Excerto para leitura:
((

Há filmes em que é difícil, ou mesmo impossível, escolher um diálogo mais representativo, e Casablanca é um deles. Mas acredito que muitas pessoas concordarão comigo em que o texto que selecionei para este artigo simboliza bem o espírito desta obra eterna.
Escrito por Julius J. Epstein, Phillip G. Epstein e Howard Koch a partir da peça de teatro original Everybody Comes to Rick’s de Murray Burnett e Joan Alison, Casablanca é, mais do que um filme de guerra, um drama romântico poderoso que embrulha uma astuciosa peça de propaganda bélica.
Digo propaganda porque, de certa forma, o arco de personagem do protagonista, Rick, é simbólico do próprio envolvimento dos Estados Unidos na Segunda Guerra Mundial.
Rick, magistralmente interpretado pelo gigante Humphrey Bogart, começa por ser um americano cínico e materialista que (tal como os EUA) não tem qualquer interesse em envolver-se na grande guerra que grassa ao seu redor.
No entanto, ao reencontrar um amor antigo, a magnífica Ingrid Bergman no papel de Ilsa (representando o amor eterno dos americanos pela Europa…?) acaba por deitar todas as cautelas fora e mergulhar de cabeça no conflito, entregando-lhe duas cartas de salvo conduto (que são o MacGuffin desta estória).

))

Instrução dada A: Apresente em lista numerada, sem linhas em branco, apenas as linhas dos registos desde a que contém "staticText: 持仓量: [77, 84, 86, 87]" até à que contém "staticText: +0.09%: [144, 249, 156, 252]", ambas incluídas.

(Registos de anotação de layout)

((

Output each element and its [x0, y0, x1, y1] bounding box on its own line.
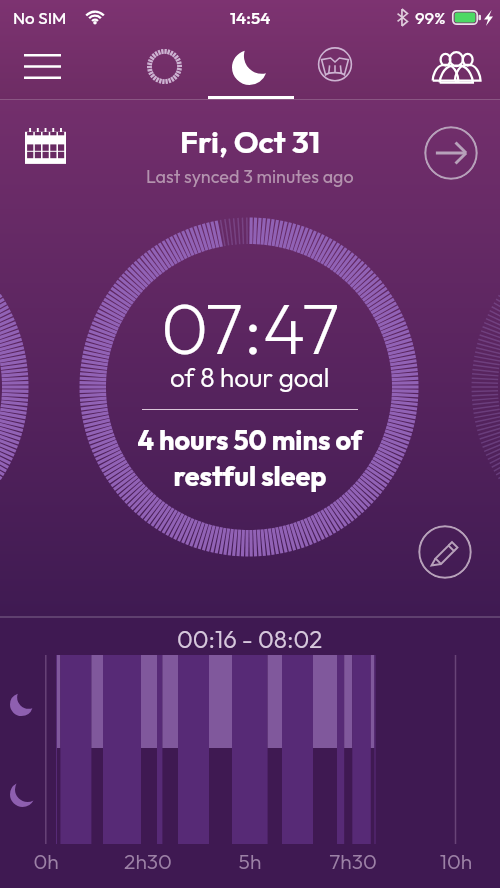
staticText: No SIM	[13, 7, 67, 28]
staticText: of 8 hour goal	[170, 361, 330, 394]
button[interactable]: Calendar	[18, 120, 66, 168]
button[interactable]: Menu	[0, 36, 95, 98]
staticText: 10h	[430, 848, 482, 874]
staticText: 14:54	[230, 7, 271, 28]
button[interactable]: Awards	[280, 36, 390, 98]
staticText: 07:47	[161, 282, 340, 373]
staticText: 4 hours 50 mins of restful sleep	[137, 423, 363, 493]
staticText: 7h30	[327, 848, 379, 874]
staticText: 2h30	[122, 848, 174, 874]
button[interactable]: Friends	[390, 36, 500, 98]
staticText: 00:16 - 08:02	[177, 624, 323, 654]
staticText: 5h	[224, 848, 276, 874]
staticText: 99%	[415, 7, 446, 28]
button[interactable]: Activity	[110, 36, 218, 98]
staticText: 0h	[20, 848, 72, 874]
staticText: Fri, Oct 31	[180, 122, 321, 161]
staticText: Last synced 3 minutes ago	[146, 165, 354, 188]
button[interactable]: Next day	[424, 126, 478, 180]
button[interactable]: Edit	[418, 525, 472, 579]
button[interactable]: Sleep	[218, 36, 280, 98]
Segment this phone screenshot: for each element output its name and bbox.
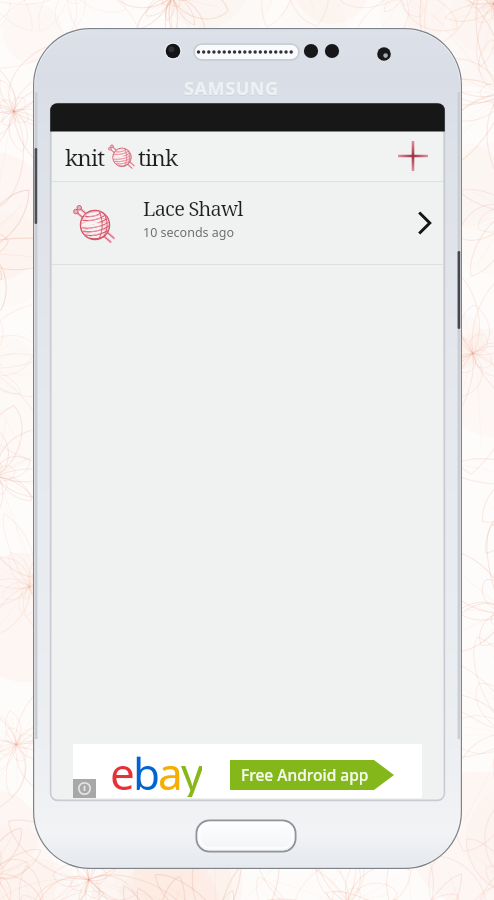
staticText: SAMSUNG <box>184 77 279 102</box>
button[interactable]: Lace Shawl <box>52 182 443 264</box>
staticText: Free Android app <box>241 764 369 785</box>
staticText: 10 seconds ago <box>143 224 235 241</box>
staticText: Lace Shawl <box>143 195 243 222</box>
staticText: a <box>158 743 181 797</box>
button[interactable]: e <box>73 744 422 798</box>
staticText: SAMSUNG <box>184 76 279 101</box>
button[interactable]: Add project <box>391 134 435 178</box>
staticText: b <box>133 743 158 797</box>
staticText: knit <box>65 142 105 173</box>
staticText: y <box>181 743 202 797</box>
staticText: e <box>110 743 133 797</box>
staticText: tink <box>138 142 178 173</box>
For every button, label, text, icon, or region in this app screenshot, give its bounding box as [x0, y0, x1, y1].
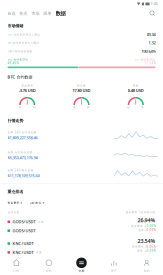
staticText: 持仓量: [77, 84, 86, 87]
staticText: KNC/USDT: [12, 241, 34, 246]
button[interactable]: 热点: [20, 11, 28, 16]
staticText: GODS/USDT: [12, 228, 36, 233]
button[interactable]: 资金费率 ▾: [8, 201, 22, 204]
staticText: 100.64%: [142, 48, 156, 54]
button[interactable]: GODS/USDT: [0, 224, 95, 233]
staticText: 全网 合约持仓总量: [8, 151, 32, 154]
staticText: 高: [33, 106, 36, 109]
staticText: 全网 24H 爆仓总额: [8, 169, 34, 172]
staticText: ETH 合约多空持仓人数比: [8, 41, 40, 45]
staticText: 高: [87, 106, 90, 109]
staticText: +0.09%: [144, 249, 156, 252]
staticText: $5,353,473,176.94: [8, 155, 38, 160]
staticText: 数据: [56, 10, 66, 17]
staticText: 永续: [38, 220, 44, 223]
staticText: 17.80 USD: [72, 88, 90, 93]
staticText: USDT 场外溢价指数: [8, 49, 32, 53]
staticText: 资金费率: [21, 84, 33, 87]
staticText: -0.09%: [146, 228, 156, 232]
staticText: 0.48 USD: [128, 88, 144, 93]
staticText: 26.94%: [138, 217, 156, 224]
button[interactable]: GODS/USDT: [0, 214, 95, 224]
staticText: 市场: [32, 11, 40, 16]
staticText: 1.32: [148, 40, 156, 46]
staticText: 资金费率 / 结算倒计时: [126, 211, 156, 214]
staticText: KNC/USDT: [12, 250, 34, 255]
button[interactable]: 市场: [32, 11, 40, 16]
staticText: 自选: [8, 11, 16, 16]
staticText: 资金费率: [132, 245, 144, 248]
staticText: 行情走势: [8, 118, 24, 123]
staticText: BTC 合约多空持仓人数比: [8, 33, 40, 36]
button[interactable]: 交易: [65, 255, 98, 275]
staticText: +0.06%: [144, 224, 156, 228]
staticText: 跟单: [44, 11, 52, 16]
staticText: 1:35: [151, 2, 158, 6]
staticText: 基差: [133, 84, 139, 87]
button[interactable]: 跟单: [44, 11, 52, 16]
staticText: 交易: [78, 269, 84, 273]
staticText: 资金费率: [131, 224, 143, 228]
staticText: 市场情绪: [8, 23, 24, 28]
staticText: 合约名称: [8, 211, 20, 214]
staticText: $1,809,227,558.46: [8, 135, 38, 140]
button[interactable]: KNC/USDT: [0, 246, 95, 255]
staticText: -0.06%: [146, 245, 156, 248]
staticText: 资金费率 ▾: [8, 201, 22, 204]
staticText: 行情: [13, 269, 19, 273]
staticText: 51.54%: [144, 61, 156, 65]
staticText: 低: [73, 106, 76, 109]
staticText: 48.46%: [8, 61, 18, 65]
staticText: 23.54%: [138, 237, 156, 244]
staticText: 49.34: [146, 32, 156, 37]
staticText: 热点: [20, 11, 28, 16]
staticText: 高: [141, 106, 144, 109]
button[interactable]: USDT本位 ▾: [30, 201, 44, 205]
staticText: 低: [127, 106, 130, 109]
staticText: BTC 合约多空比: [134, 58, 156, 61]
staticText: 全网 24H 合约成交额: [8, 131, 36, 134]
staticText: $11,178,109,515.60: [8, 173, 40, 178]
staticText: USDT本位 ▾: [30, 201, 44, 205]
staticText: 合约: [46, 269, 52, 273]
staticText: 重仓排名: [8, 189, 24, 194]
staticText: 资产: [111, 269, 117, 273]
staticText: 我的: [144, 269, 150, 273]
button[interactable]: 行情: [0, 255, 33, 275]
staticText: BTC 合约多空比: [8, 58, 28, 61]
staticText: 低: [19, 106, 22, 109]
staticText: 溢价: [137, 249, 143, 252]
staticText: BTC 合约数据: [8, 74, 32, 80]
staticText: 永续: [36, 251, 42, 254]
button[interactable]: 搜索: [148, 8, 158, 18]
button[interactable]: 自选: [8, 11, 16, 16]
staticText: -3.76 USD: [19, 88, 36, 93]
button[interactable]: 合约: [33, 255, 65, 275]
staticText: 溢价: [138, 228, 144, 232]
button[interactable]: 数据: [56, 10, 66, 17]
button[interactable]: KNC/USDT: [0, 233, 95, 246]
button[interactable]: 资产: [98, 255, 130, 275]
staticText: GODS/USDT: [12, 219, 36, 224]
button[interactable]: 我的: [130, 255, 163, 275]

))

Instrução dada B: Transcreva sem alterações o trecho do excerto sobre Casablanca que começa nas palavras "Escrito por Julius" e termina nas palavras "de propaganda bélica.".

Resposta completa A:
1. staticText: 持仓量: [77, 84, 86, 87]
2. staticText: KNC/USDT: [12, 241, 34, 246]
3. button[interactable]: 热点: [20, 11, 28, 16]
4. staticText: GODS/USDT: [12, 228, 36, 233]
5. button[interactable]: 资金费率 ▾: [8, 201, 22, 204]
6. staticText: 100.64%: [142, 48, 156, 54]
7. button[interactable]: GODS/USDT: [0, 224, 95, 233]
8. staticText: 全网 合约持仓总量: [8, 151, 32, 154]
9. staticText: 高: [33, 106, 36, 109]
10. staticText: 全网 24H 爆仓总额: [8, 169, 34, 172]
11. staticText: ETH 合约多空持仓人数比: [8, 41, 40, 45]
12. staticText: 高: [87, 106, 90, 109]
13. staticText: +0.09%: [144, 249, 156, 252]

Resposta completa B:
Escrito por Julius J. Epstein, Phillip G. Epstein e Howard Koch a partir da peça de teatro original Everybody Comes to Rick’s de Murray Burnett e Joan Alison, Casablanca é, mais do que um filme de guerra, um drama romântico poderoso que embrulha uma astuciosa peça de propaganda bélica.